> **Request**: Rewrite each line of the records below as a numbered list. Skip blank lines and leave out the pictures.

— Start Input records —

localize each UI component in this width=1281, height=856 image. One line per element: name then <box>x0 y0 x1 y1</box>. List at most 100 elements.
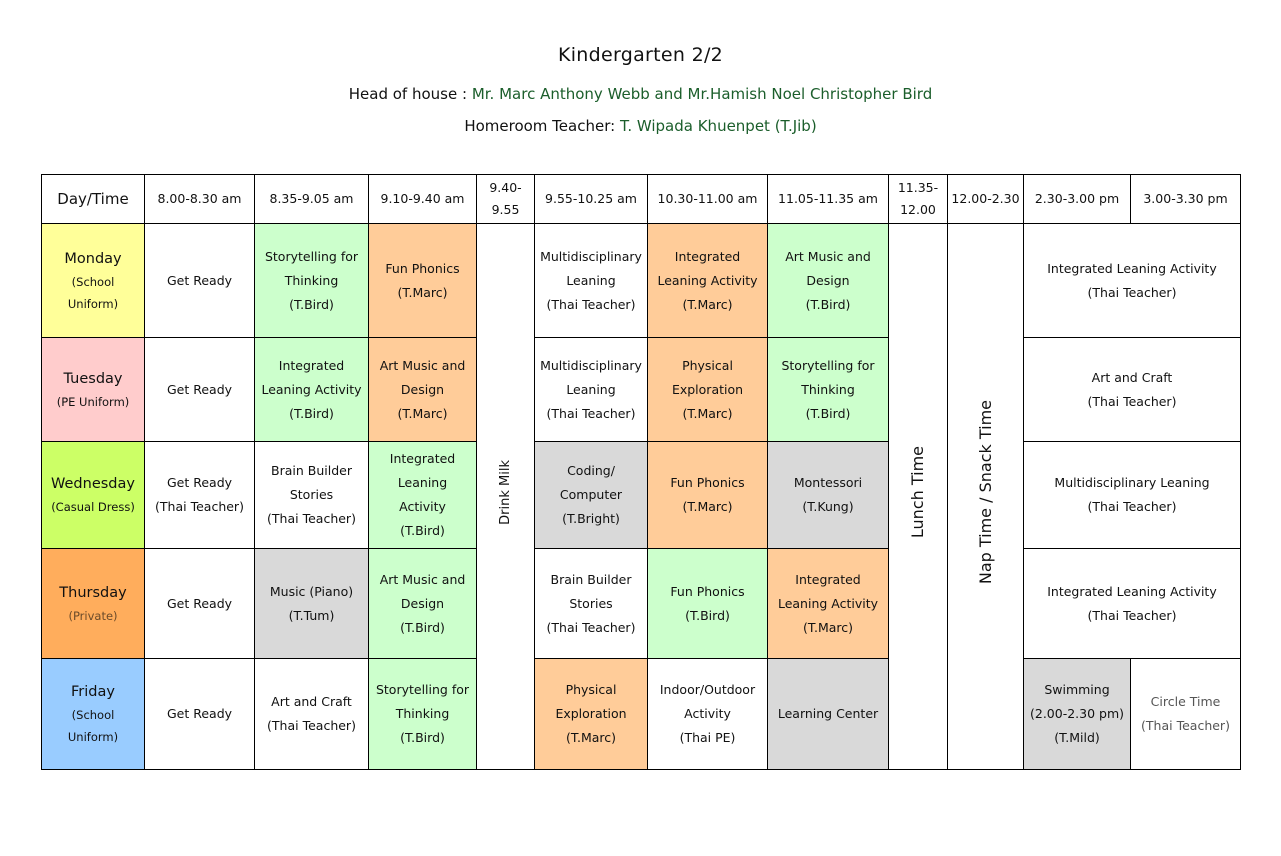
lunch-time-cell: Lunch Time <box>888 223 948 770</box>
lesson-line: (T.Marc) <box>565 730 617 745</box>
lesson-cell: Circle Time (Thai Teacher) <box>1130 658 1241 770</box>
lesson-line: Integrated <box>278 357 345 373</box>
lesson-cell: Integrated Leaning Activity (T.Marc) <box>767 548 889 659</box>
day-cell-thursday: Thursday (Private) <box>41 548 145 659</box>
time-header: 2.30-3.00 pm <box>1023 174 1131 224</box>
lesson-line: (Thai Teacher) <box>267 511 356 526</box>
time-header: 9.10-9.40 am <box>368 174 477 224</box>
homeroom-name: T. Wipada Khuenpet (T.Jib) <box>619 117 817 135</box>
lesson-line: Leaning Activity <box>777 595 879 611</box>
lesson-cell: Swimming (2.00-2.30 pm) (T.Mild) <box>1023 658 1131 770</box>
row-tuesday: Tuesday (PE Uniform) Get Ready Integrate… <box>41 337 1241 442</box>
lesson-line: Stories <box>289 487 334 502</box>
lesson-line: (T.Bird) <box>400 523 445 538</box>
day-name: Thursday <box>59 584 127 601</box>
lesson-cell: Get Ready <box>144 223 255 338</box>
lesson-line: Art Music and <box>379 571 466 587</box>
row-wednesday: Wednesday (Casual Dress) Get Ready (Thai… <box>41 441 1241 549</box>
lesson-line: (Thai Teacher) <box>546 405 636 421</box>
lesson-cell: Learning Center <box>767 658 889 770</box>
day-cell-friday: Friday (School Uniform) <box>41 658 145 770</box>
time-header: 8.00-8.30 am <box>144 174 255 224</box>
lesson-line: Storytelling for <box>781 357 875 373</box>
lesson-cell: Integrated Leaning Activity (Thai Teache… <box>1023 548 1241 659</box>
lesson-line: (Thai Teacher) <box>1141 718 1230 733</box>
drink-milk-label: Drink Milk <box>497 460 513 525</box>
row-friday: Friday (School Uniform) Get Ready Art an… <box>41 658 1241 770</box>
lesson-line: Leaning <box>397 475 448 490</box>
lesson-line: Thinking <box>395 706 450 721</box>
lesson-cell: Art and Craft (Thai Teacher) <box>1023 337 1241 442</box>
lesson-line: (Thai Teacher) <box>267 718 356 733</box>
lesson-cell: Integrated Leaning Activity (T.Marc) <box>647 223 768 338</box>
lesson-line: (T.Bird) <box>289 405 334 421</box>
lesson-cell: Art Music and Design (T.Marc) <box>368 337 477 442</box>
timetable: Day/Time 8.00-8.30 am 8.35-9.05 am 9.10-… <box>41 174 1241 770</box>
lesson-cell: Brain Builder Stories (Thai Teacher) <box>534 548 648 659</box>
lesson-line: Leaning <box>566 381 616 397</box>
time-header: 9.40- 9.55 <box>476 174 535 224</box>
nap-time-cell: Nap Time / Snack Time <box>947 223 1024 770</box>
lesson-line: (T.Marc) <box>682 405 733 421</box>
lesson-line: Design <box>806 272 850 288</box>
lesson-cell: Art and Craft (Thai Teacher) <box>254 658 369 770</box>
lesson-cell: Get Ready <box>144 337 255 442</box>
time-header: 11.35- 12.00 <box>888 174 948 224</box>
lesson-line: Storytelling for <box>375 682 470 697</box>
lesson-line: (Thai Teacher) <box>1087 499 1177 514</box>
lesson-line: (Thai Teacher) <box>546 296 636 312</box>
lesson-line: Storytelling for <box>264 248 359 264</box>
day-name: Tuesday <box>63 370 123 387</box>
lesson-line: (T.Bright) <box>562 511 620 526</box>
time-header: 10.30-11.00 am <box>647 174 768 224</box>
time-header-line: 9.55 <box>491 202 520 217</box>
time-header-line: 12.00 <box>900 202 936 217</box>
lesson-cell: Multidisciplinary Leaning (Thai Teacher) <box>534 223 648 338</box>
time-header-line: 11.35- <box>897 180 939 195</box>
lesson-cell: Storytelling for Thinking (T.Bird) <box>767 337 889 442</box>
lesson-cell: Get Ready <box>144 658 255 770</box>
lesson-line: Fun Phonics <box>670 583 745 599</box>
lesson-line: (T.Marc) <box>682 296 733 312</box>
lesson-line: Integrated Leaning Activity <box>1047 583 1217 599</box>
lesson-line: Circle Time <box>1150 694 1221 709</box>
lesson-cell: Fun Phonics (T.Marc) <box>368 223 477 338</box>
lesson-line: Leaning <box>566 272 616 288</box>
page-title: Kindergarten 2/2 <box>557 44 724 66</box>
lesson-cell: Integrated Leaning Activity (T.Bird) <box>254 337 369 442</box>
lesson-line: Music (Piano) <box>269 583 354 599</box>
lesson-cell: Storytelling for Thinking (T.Bird) <box>254 223 369 338</box>
day-dress: (School <box>71 274 115 289</box>
lesson-line: (Thai Teacher) <box>1087 284 1177 300</box>
lesson-line: (Thai Teacher) <box>1087 393 1177 409</box>
lesson-line: (T.Bird) <box>400 730 445 745</box>
lesson-cell: Brain Builder Stories (Thai Teacher) <box>254 441 369 549</box>
lesson-line: Art and Craft <box>1091 369 1173 385</box>
lesson-line: (T.Marc) <box>397 405 448 421</box>
head-of-house-names: Mr. Marc Anthony Webb and Mr.Hamish Noel… <box>471 85 933 103</box>
day-dress: (School <box>71 708 115 722</box>
lesson-line: (T.Bird) <box>805 405 851 421</box>
lesson-line: (T.Marc) <box>802 619 854 635</box>
header-row: Day/Time 8.00-8.30 am 8.35-9.05 am 9.10-… <box>41 174 1241 224</box>
row-thursday: Thursday (Private) Get Ready Music (Pian… <box>41 548 1241 659</box>
time-header: 9.55-10.25 am <box>534 174 648 224</box>
lesson-line: Art Music and <box>785 248 871 264</box>
lesson-line: Brain Builder <box>550 571 632 587</box>
lesson-line: Exploration <box>671 381 744 397</box>
head-of-house-label: Head of house : <box>348 85 468 103</box>
lesson-line: Thinking <box>801 381 855 397</box>
lesson-cell: Art Music and Design (T.Bird) <box>368 548 477 659</box>
lesson-line: (T.Marc) <box>397 284 448 300</box>
lesson-line: Montessori <box>793 475 863 490</box>
lesson-line: Multidisciplinary <box>540 357 642 373</box>
lesson-line: Thinking <box>284 272 339 288</box>
lesson-cell: Get Ready (Thai Teacher) <box>144 441 255 549</box>
lesson-line: Integrated Leaning Activity <box>1047 260 1217 276</box>
day-name: Friday <box>71 684 115 700</box>
row-monday: Monday (School Uniform) Get Ready Storyt… <box>41 223 1241 770</box>
lesson-line: Leaning Activity <box>657 272 758 288</box>
lesson-cell: Montessori (T.Kung) <box>767 441 889 549</box>
lesson-cell: Art Music and Design (T.Bird) <box>767 223 889 338</box>
lesson-line: (T.Bird) <box>400 619 445 635</box>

— End Input records —

> **Finished exercise**:
1. localize each UI component in this width=1281, height=856 image. One line per element: name then <box>x0 y0 x1 y1</box>. List at most 100 elements.
2. lunch-time-cell: Lunch Time <box>888 223 948 770</box>
3. lesson-line: (T.Marc) <box>565 730 617 745</box>
4. lesson-cell: Circle Time (Thai Teacher) <box>1130 658 1241 770</box>
5. lesson-line: Integrated <box>278 357 345 373</box>
6. lesson-cell: Integrated Leaning Activity (T.Marc) <box>767 548 889 659</box>
7. day-cell-thursday: Thursday (Private) <box>41 548 145 659</box>
8. time-header: 2.30-3.00 pm <box>1023 174 1131 224</box>
9. lesson-line: (Thai Teacher) <box>267 511 356 526</box>
10. time-header: 9.10-9.40 am <box>368 174 477 224</box>
11. homeroom-name: T. Wipada Khuenpet (T.Jib) <box>619 117 817 135</box>
12. lesson-line: Leaning Activity <box>777 595 879 611</box>
13. lesson-cell: Swimming (2.00-2.30 pm) (T.Mild) <box>1023 658 1131 770</box>
14. row-tuesday: Tuesday (PE Uniform) Get Ready Integrate… <box>41 337 1241 442</box>
15. lesson-line: Stories <box>289 487 334 502</box>
16. lesson-line: (T.Bird) <box>400 523 445 538</box>
17. day-name: Thursday <box>59 584 127 601</box>
18. lesson-cell: Get Ready <box>144 223 255 338</box>
19. lesson-line: Art Music and <box>379 571 466 587</box>
20. row-wednesday: Wednesday (Casual Dress) Get Ready (Thai… <box>41 441 1241 549</box>
21. lesson-line: (Thai Teacher) <box>546 405 636 421</box>
22. lesson-cell: Learning Center <box>767 658 889 770</box>
23. day-cell-friday: Friday (School Uniform) <box>41 658 145 770</box>
24. time-header: 8.00-8.30 am <box>144 174 255 224</box>
25. lesson-line: Storytelling for <box>781 357 875 373</box>
26. lesson-cell: Integrated Leaning Activity (Thai Teache… <box>1023 548 1241 659</box>
27. lesson-line: (Thai Teacher) <box>1141 718 1230 733</box>
28. drink-milk-label: Drink Milk <box>497 460 513 525</box>
29. row-friday: Friday (School Uniform) Get Ready Art an… <box>41 658 1241 770</box>
30. lesson-line: Leaning <box>397 475 448 490</box>
31. lesson-line: Thinking <box>395 706 450 721</box>
32. lesson-cell: Art and Craft (Thai Teacher) <box>1023 337 1241 442</box>
33. lesson-line: (Thai Teacher) <box>267 718 356 733</box>
34. lesson-cell: Integrated Leaning Activity (T.Marc) <box>647 223 768 338</box>
35. lesson-line: (T.Bird) <box>289 405 334 421</box>
36. lesson-cell: Art Music and Design (T.Marc) <box>368 337 477 442</box>
37. timetable: Day/Time 8.00-8.30 am 8.35-9.05 am 9.10-… <box>41 174 1241 770</box>
38. lesson-cell: Brain Builder Stories (Thai Teacher) <box>534 548 648 659</box>
39. lesson-line: Leaning <box>566 381 616 397</box>
40. time-header: 9.40- 9.55 <box>476 174 535 224</box>
41. nap-time-cell: Nap Time / Snack Time <box>947 223 1024 770</box>
42. lesson-line: (T.Marc) <box>682 405 733 421</box>
43. lesson-line: Design <box>806 272 850 288</box>
44. lesson-cell: Art and Craft (Thai Teacher) <box>254 658 369 770</box>
45. lesson-cell: Get Ready <box>144 337 255 442</box>
46. time-header: 11.35- 12.00 <box>888 174 948 224</box>
47. lesson-line: Storytelling for <box>375 682 470 697</box>
48. lesson-line: (Thai Teacher) <box>1087 499 1177 514</box>
49. lesson-line: (Thai Teacher) <box>546 296 636 312</box>
50. lesson-line: Storytelling for <box>264 248 359 264</box>
51. day-name: Tuesday <box>63 370 123 387</box>
52. lesson-line: (T.Bright) <box>562 511 620 526</box>
53. time-header: 10.30-11.00 am <box>647 174 768 224</box>
54. time-header-line: 9.55 <box>491 202 520 217</box>
55. time-header-line: 12.00 <box>900 202 936 217</box>
56. lesson-cell: Multidisciplinary Leaning (Thai Teacher) <box>534 223 648 338</box>
57. time-header-line: 11.35- <box>897 180 939 195</box>
58. lesson-cell: Storytelling for Thinking (T.Bird) <box>767 337 889 442</box>
59. lesson-cell: Get Ready <box>144 658 255 770</box>
60. lesson-line: Fun Phonics <box>670 583 745 599</box>
61. lesson-line: (T.Marc) <box>682 296 733 312</box>
62. lesson-line: Integrated Leaning Activity <box>1047 583 1217 599</box>
63. lesson-line: Circle Time <box>1150 694 1221 709</box>
64. lesson-cell: Fun Phonics (T.Marc) <box>368 223 477 338</box>
65. lesson-line: Leaning <box>566 272 616 288</box>
66. page-title: Kindergarten 2/2 <box>557 44 724 66</box>
67. lesson-cell: Integrated Leaning Activity (T.Bird) <box>254 337 369 442</box>
68. lesson-line: Music (Piano) <box>269 583 354 599</box>
69. lesson-cell: Storytelling for Thinking (T.Bird) <box>254 223 369 338</box>
70. day-dress: (School <box>71 274 115 289</box>
71. lesson-line: (Thai Teacher) <box>1087 284 1177 300</box>
72. lesson-line: (Thai Teacher) <box>1087 393 1177 409</box>
73. lesson-line: (T.Bird) <box>400 730 445 745</box>
74. lesson-cell: Brain Builder Stories (Thai Teacher) <box>254 441 369 549</box>
75. lesson-line: Art and Craft <box>1091 369 1173 385</box>
76. lesson-line: (T.Marc) <box>397 405 448 421</box>
77. head-of-house-names: Mr. Marc Anthony Webb and Mr.Hamish Noel… <box>471 85 933 103</box>
78. day-dress: (School <box>71 708 115 722</box>
79. lesson-line: (T.Bird) <box>805 405 851 421</box>
80. lesson-line: (T.Marc) <box>802 619 854 635</box>
81. header-row: Day/Time 8.00-8.30 am 8.35-9.05 am 9.10-… <box>41 174 1241 224</box>
82. row-thursday: Thursday (Private) Get Ready Music (Pian… <box>41 548 1241 659</box>
83. time-header: 9.55-10.25 am <box>534 174 648 224</box>
84. lesson-line: Art Music and <box>785 248 871 264</box>
85. lesson-line: Brain Builder <box>550 571 632 587</box>
86. lesson-line: Exploration <box>671 381 744 397</box>
87. head-of-house-label: Head of house : <box>348 85 468 103</box>
88. lesson-line: Thinking <box>801 381 855 397</box>
89. lesson-cell: Art Music and Design (T.Bird) <box>368 548 477 659</box>
90. lesson-line: (T.Marc) <box>397 284 448 300</box>
91. lesson-line: Montessori <box>793 475 863 490</box>
92. lesson-line: Multidisciplinary <box>540 357 642 373</box>
93. lesson-line: Thinking <box>284 272 339 288</box>
94. lesson-cell: Get Ready (Thai Teacher) <box>144 441 255 549</box>
95. lesson-line: Integrated Leaning Activity <box>1047 260 1217 276</box>
96. day-name: Friday <box>71 684 115 700</box>
97. row-monday: Monday (School Uniform) Get Ready Storyt… <box>41 223 1241 770</box>
98. lesson-line: Leaning Activity <box>657 272 758 288</box>
99. lesson-cell: Montessori (T.Kung) <box>767 441 889 549</box>
100. lesson-cell: Art Music and Design (T.Bird) <box>767 223 889 338</box>
101. lesson-line: (T.Bird) <box>400 619 445 635</box>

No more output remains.